'''

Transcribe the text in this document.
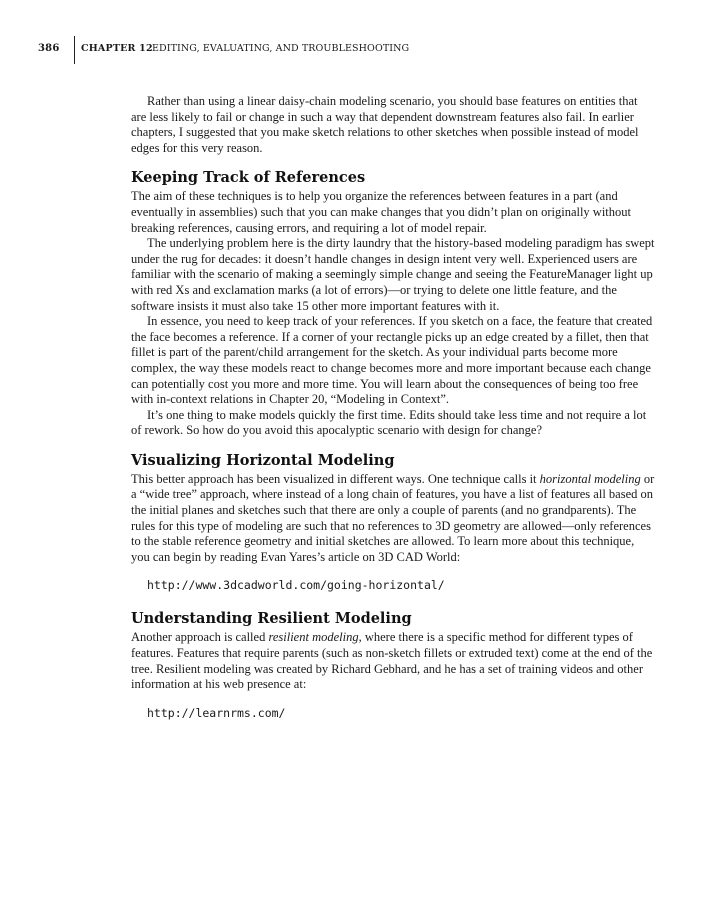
386 CHAPTER 12 EDITING, EVALUATING, AND TROUBLESHOOTING

Rather than using a linear daisy-chain modeling scenario, you should base features on entities that are less likely to fail or change in such a way that dependent downstream features also fail. In earlier chapters, I suggested that you make sketch relations to other sketches when possible instead of model edges for this very reason.

Keeping Track of References

The aim of these techniques is to help you organize the references between features in a part (and eventually in assemblies) such that you can make changes that you didn’t plan on originally without breaking references, causing errors, and requiring a lot of model repair.

The underlying problem here is the dirty laundry that the history-based modeling paradigm has swept under the rug for decades: it doesn’t handle changes in design intent very well. Experienced users are familiar with the scenario of making a seemingly simple change and seeing the FeatureManager light up with red Xs and exclamation marks (a lot of errors)—or trying to delete one little feature, and the software insists it must also take 15 other more important features with it.

In essence, you need to keep track of your references. If you sketch on a face, the feature that created the face becomes a reference. If a corner of your rectangle picks up an edge created by a fillet, then that fillet is part of the parent/child arrangement for the sketch. As your individual parts become more complex, the way these models react to change becomes more and more important because each change can potentially cost you more and more time. You will learn about the consequences of being too free with in-context relations in Chapter 20, “Modeling in Context”.

It’s one thing to make models quickly the first time. Edits should take less time and not require a lot of rework. So how do you avoid this apocalyptic scenario with design for change?

Visualizing Horizontal Modeling

This better approach has been visualized in different ways. One technique calls it horizontal modeling or a “wide tree” approach, where instead of a long chain of features, you have a list of features all based on the initial planes and sketches such that there are only a couple of parents (and no grandparents). The rules for this type of modeling are such that no references to 3D geometry are allowed—only references to the stable reference geometry and initial sketches are allowed. To learn more about this technique, you can begin by reading Evan Yares’s article on 3D CAD World:

http://www.3dcadworld.com/going-horizontal/
Understanding Resilient Modeling

Another approach is called resilient modeling, where there is a specific method for different types of features. Features that require parents (such as non-sketch fillets or extruded text) come at the end of the tree. Resilient modeling was created by Richard Gebhard, and he has a set of training videos and other information at his web presence at:

http://learnrms.com/
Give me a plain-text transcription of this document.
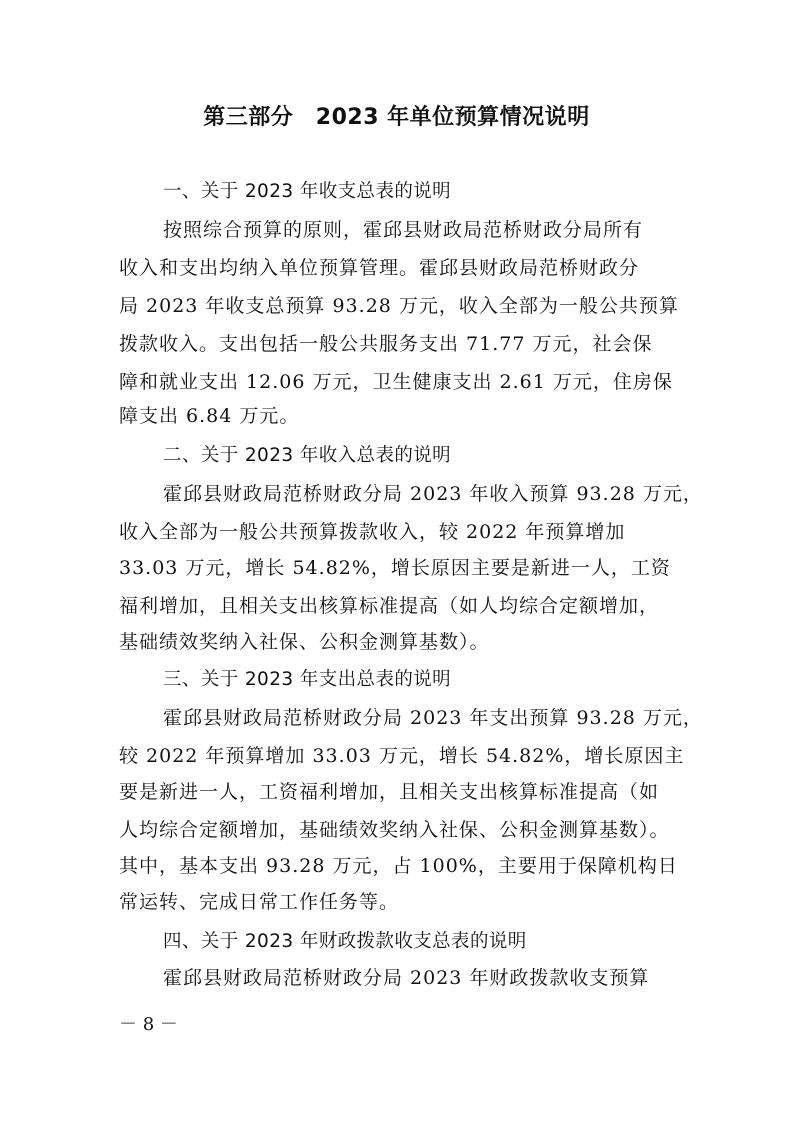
第三部分　2023 年单位预算情况说明
一、关于 2023 年收支总表的说明
按照综合预算的原则，霍邱县财政局范桥财政分局所有
收入和支出均纳入单位预算管理。霍邱县财政局范桥财政分
局 2023 年收支总预算 93.28 万元，收入全部为一般公共预算
拨款收入。支出包括一般公共服务支出 71.77 万元，社会保
障和就业支出 12.06 万元，卫生健康支出 2.61 万元，住房保
障支出 6.84 万元。
二、关于 2023 年收入总表的说明
霍邱县财政局范桥财政分局 2023 年收入预算 93.28 万元，
收入全部为一般公共预算拨款收入，较 2022 年预算增加
33.03 万元，增长 54.82%，增长原因主要是新进一人，工资
福利增加，且相关支出核算标准提高（如人均综合定额增加，
基础绩效奖纳入社保、公积金测算基数）。
三、关于 2023 年支出总表的说明
霍邱县财政局范桥财政分局 2023 年支出预算 93.28 万元，
较 2022 年预算增加 33.03 万元，增长 54.82%，增长原因主
要是新进一人，工资福利增加，且相关支出核算标准提高（如
人均综合定额增加，基础绩效奖纳入社保、公积金测算基数）。
其中，基本支出 93.28 万元，占 100%，主要用于保障机构日
常运转、完成日常工作任务等。
四、关于 2023 年财政拨款收支总表的说明
霍邱县财政局范桥财政分局 2023 年财政拨款收支预算
－ 8 －
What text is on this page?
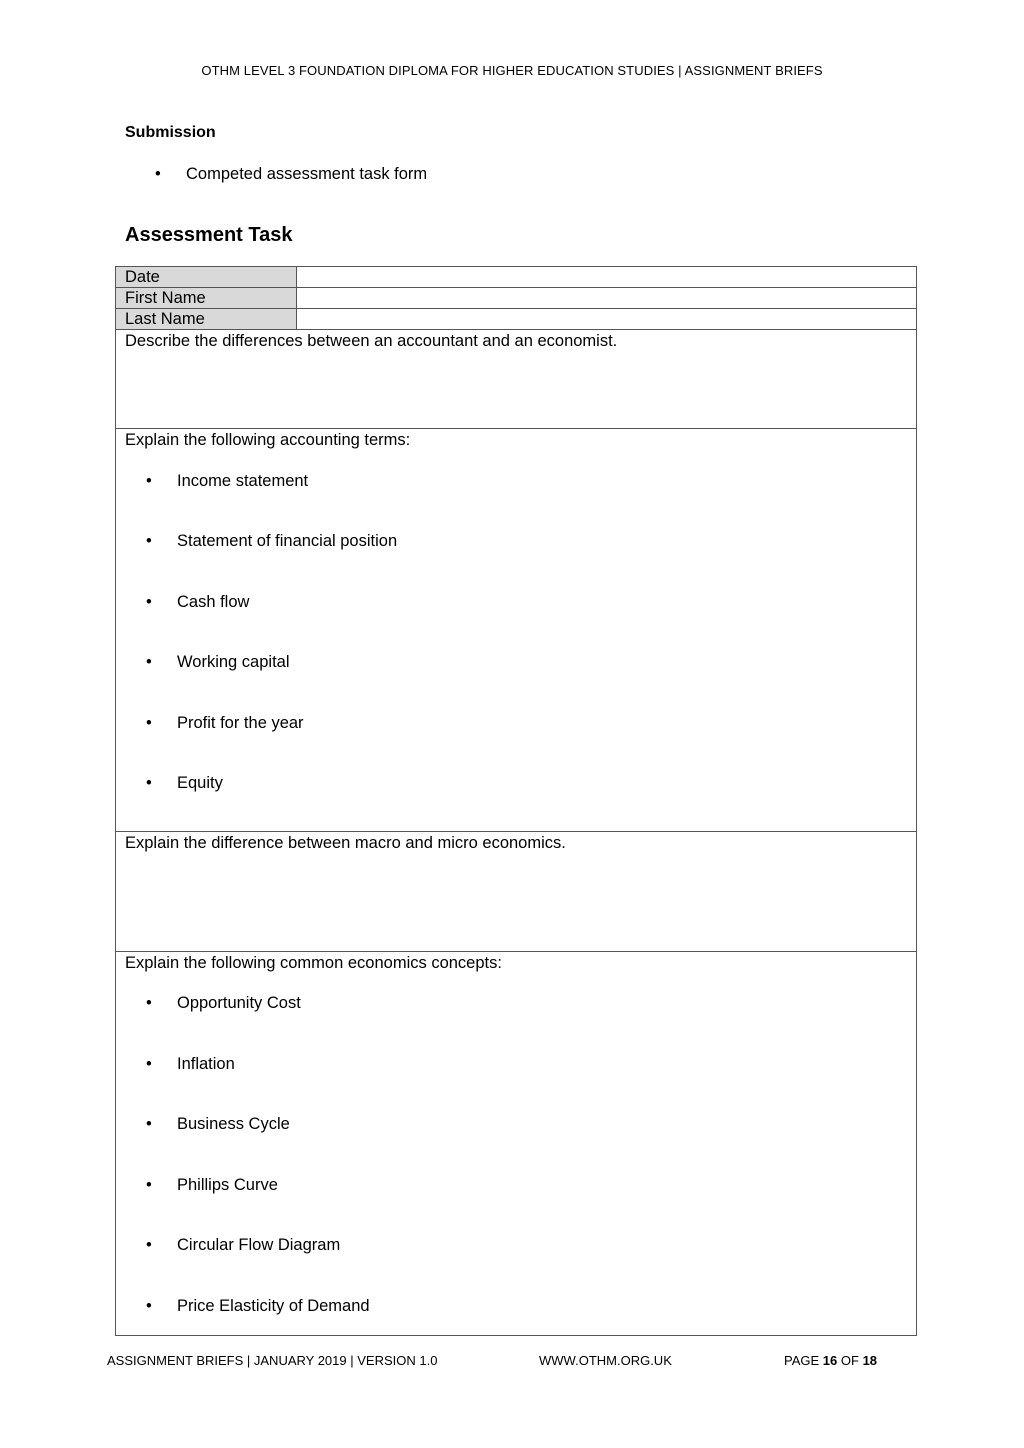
OTHM LEVEL 3 FOUNDATION DIPLOMA FOR HIGHER EDUCATION STUDIES | ASSIGNMENT BRIEFS
Submission
• Competed assessment task form
Assessment Task
Date
First Name
Last Name
Describe the differences between an accountant and an economist.
Explain the following accounting terms:
• Income statement
• Statement of financial position
• Cash flow
• Working capital
• Profit for the year
• Equity
Explain the difference between macro and micro economics.
Explain the following common economics concepts:
• Opportunity Cost
• Inflation
• Business Cycle
• Phillips Curve
• Circular Flow Diagram
• Price Elasticity of Demand
ASSIGNMENT BRIEFS | JANUARY 2019 | VERSION 1.0	WWW.OTHM.ORG.UK	PAGE 16 OF 18
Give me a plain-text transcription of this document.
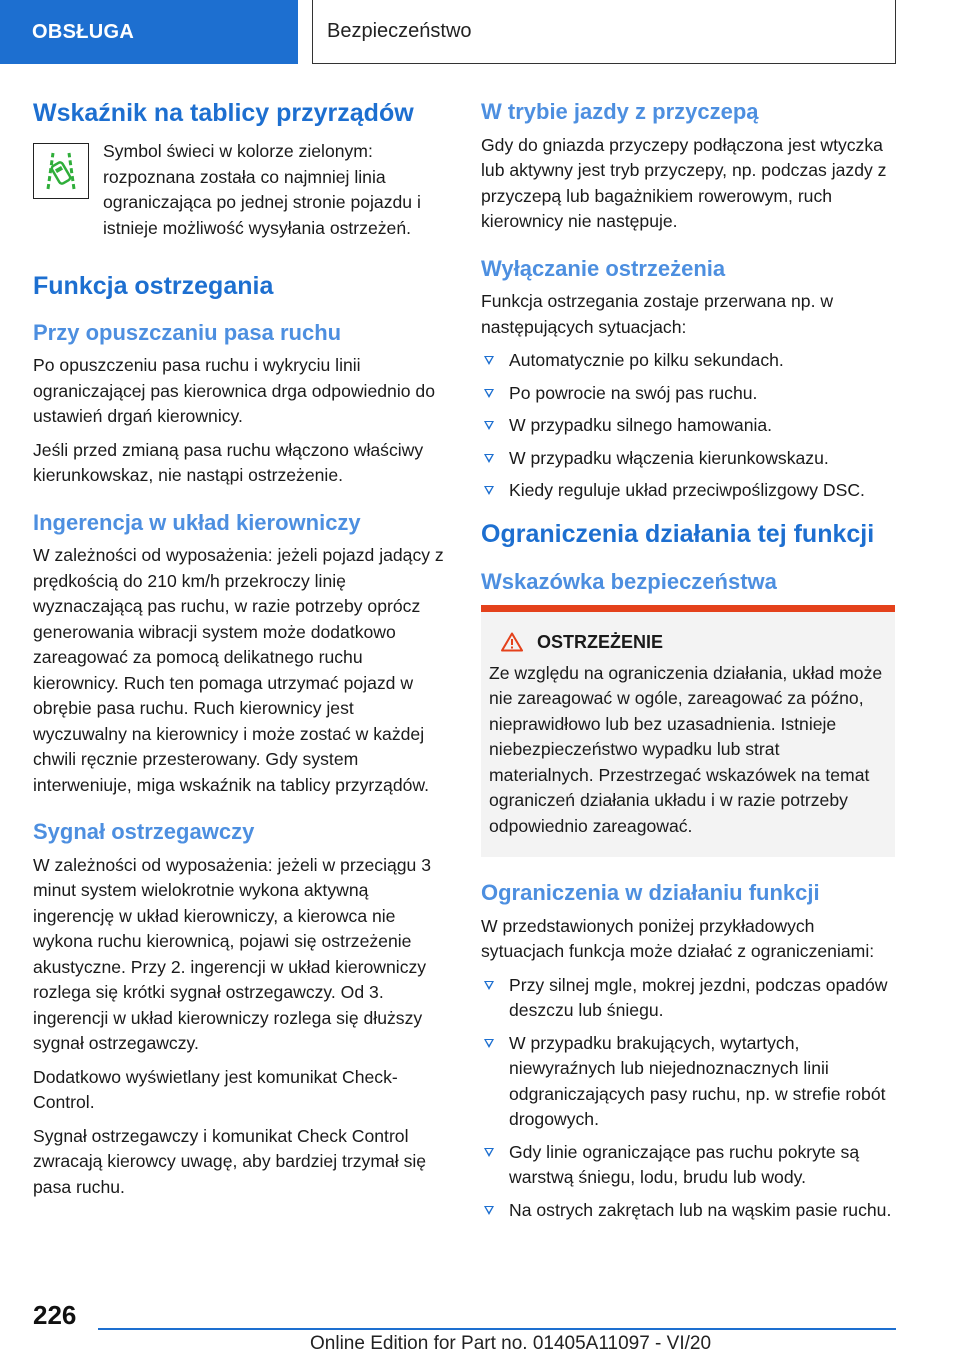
OBSŁUGA	Bezpieczeństwo
Wskaźnik na tablicy przyrządów

Symbol świeci w kolorze zielonym: rozpoznana została co najmniej linia ograniczająca po jednej stronie pojazdu i istnieje możliwość wysyłania ostrzeżeń.

Funkcja ostrzegania
Przy opuszczaniu pasa ruchu

Po opuszczeniu pasa ruchu i wykryciu linii ograniczającej pas kierownica drga odpowiednio do ustawień drgań kierownicy.

Jeśli przed zmianą pasa ruchu włączono właściwy kierunkowskaz, nie nastąpi ostrzeżenie.

Ingerencja w układ kierowniczy

W zależności od wyposażenia: jeżeli pojazd jadący z prędkością do 210 km/h przekroczy linię wyznaczającą pas ruchu, w razie potrzeby oprócz generowania wibracji system może dodatkowo zareagować za pomocą delikatnego ruchu kierownicy. Ruch ten pomaga utrzymać pojazd w obrębie pasa ruchu. Ruch kierownicy jest wyczuwalny na kierownicy i może zostać w każdej chwili ręcznie przesterowany. Gdy system interweniuje, miga wskaźnik na tablicy przyrządów.

Sygnał ostrzegawczy

W zależności od wyposażenia: jeżeli w przeciągu 3 minut system wielokrotnie wykona aktywną ingerencję w układ kierowniczy, a kierowca nie wykona ruchu kierownicą, pojawi się ostrzeżenie akustyczne. Przy 2. ingerencji w układ kierowniczy rozlega się krótki sygnał ostrzegawczy. Od 3. ingerencji w układ kierowniczy rozlega się dłuższy sygnał ostrzegawczy.

Dodatkowo wyświetlany jest komunikat Check-Control.

Sygnał ostrzegawczy i komunikat Check Control zwracają kierowcy uwagę, aby bardziej trzymał się pasa ruchu.

W trybie jazdy z przyczepą

Gdy do gniazda przyczepy podłączona jest wtyczka lub aktywny jest tryb przyczepy, np. podczas jazdy z przyczepą lub bagażnikiem rowerowym, ruch kierownicy nie następuje.

Wyłączanie ostrzeżenia

Funkcja ostrzegania zostaje przerwana np. w następujących sytuacjach:

Automatycznie po kilku sekundach.
Po powrocie na swój pas ruchu.
W przypadku silnego hamowania.
W przypadku włączenia kierunkowskazu.
Kiedy reguluje układ przeciwpoślizgowy DSC.
Ograniczenia działania tej funkcji
Wskazówka bezpieczeństwa
OSTRZEŻENIE

Ze względu na ograniczenia działania, układ może nie zareagować w ogóle, zareagować za późno, nieprawidłowo lub bez uzasadnienia. Istnieje niebezpieczeństwo wypadku lub strat materialnych. Przestrzegać wskazówek na temat ograniczeń działania układu i w razie potrzeby odpowiednio zareagować.

Ograniczenia w działaniu funkcji

W przedstawionych poniżej przykładowych sytuacjach funkcja może działać z ograniczeniami:

Przy silnej mgle, mokrej jezdni, podczas opadów deszczu lub śniegu.
W przypadku brakujących, wytartych, niewyraźnych lub niejednoznacznych linii odgraniczających pasy ruchu, np. w strefie robót drogowych.
Gdy linie ograniczające pas ruchu pokryte są warstwą śniegu, lodu, brudu lub wody.
Na ostrych zakrętach lub na wąskim pasie ruchu.
226
Online Edition for Part no. 01405A11097 - VI/20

'''

Show each line holding the word "ASSIGNMENT".

OTHM LEVEL 3 FOUNDATION DIPLOMA FOR HIGHER EDUCATION STUDIES | ASSIGNMENT BRIEFS
ASSIGNMENT BRIEFS | JANUARY 2019 | VERSION 1.0	WWW.OTHM.ORG.UK	PAGE 16 OF 18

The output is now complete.